-- Begin --

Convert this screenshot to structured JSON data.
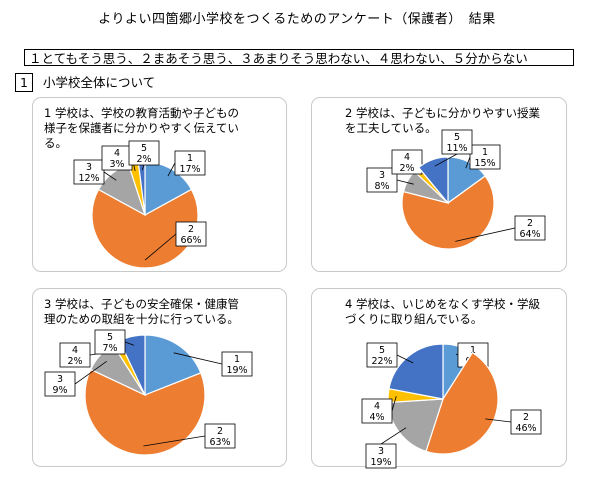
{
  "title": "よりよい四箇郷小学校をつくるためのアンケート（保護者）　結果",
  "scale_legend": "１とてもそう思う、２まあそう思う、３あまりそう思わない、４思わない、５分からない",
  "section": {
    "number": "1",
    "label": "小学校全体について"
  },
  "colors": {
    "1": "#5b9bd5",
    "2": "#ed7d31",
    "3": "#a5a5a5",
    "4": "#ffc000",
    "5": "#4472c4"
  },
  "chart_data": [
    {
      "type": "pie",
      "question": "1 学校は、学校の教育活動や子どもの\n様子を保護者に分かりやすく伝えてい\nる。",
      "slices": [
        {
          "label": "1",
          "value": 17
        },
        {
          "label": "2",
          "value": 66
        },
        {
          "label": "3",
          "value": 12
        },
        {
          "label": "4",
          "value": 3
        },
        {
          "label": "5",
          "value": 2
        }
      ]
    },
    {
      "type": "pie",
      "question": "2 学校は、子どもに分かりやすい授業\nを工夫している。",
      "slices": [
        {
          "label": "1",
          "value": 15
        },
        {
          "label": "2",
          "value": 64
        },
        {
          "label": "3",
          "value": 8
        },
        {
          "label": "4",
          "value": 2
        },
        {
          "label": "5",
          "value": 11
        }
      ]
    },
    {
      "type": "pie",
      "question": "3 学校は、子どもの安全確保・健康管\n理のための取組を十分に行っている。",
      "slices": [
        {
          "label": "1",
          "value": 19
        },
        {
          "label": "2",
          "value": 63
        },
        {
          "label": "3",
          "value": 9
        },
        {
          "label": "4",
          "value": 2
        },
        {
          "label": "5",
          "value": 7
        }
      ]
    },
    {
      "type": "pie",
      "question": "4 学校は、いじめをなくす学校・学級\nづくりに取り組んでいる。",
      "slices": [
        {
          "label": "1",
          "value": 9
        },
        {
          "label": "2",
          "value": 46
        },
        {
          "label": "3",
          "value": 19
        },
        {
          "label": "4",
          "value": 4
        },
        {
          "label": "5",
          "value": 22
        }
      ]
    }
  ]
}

-- End --

Scan the material above for the string "question" and return the lines that hold it.

      "question": "1 学校は、学校の教育活動や子どもの\n様子を保護者に分かりやすく伝えてい\nる。",
      "question": "2 学校は、子どもに分かりやすい授業\nを工夫している。",
      "question": "3 学校は、子どもの安全確保・健康管\n理のための取組を十分に行っている。",
      "question": "4 学校は、いじめをなくす学校・学級\nづくりに取り組んでいる。",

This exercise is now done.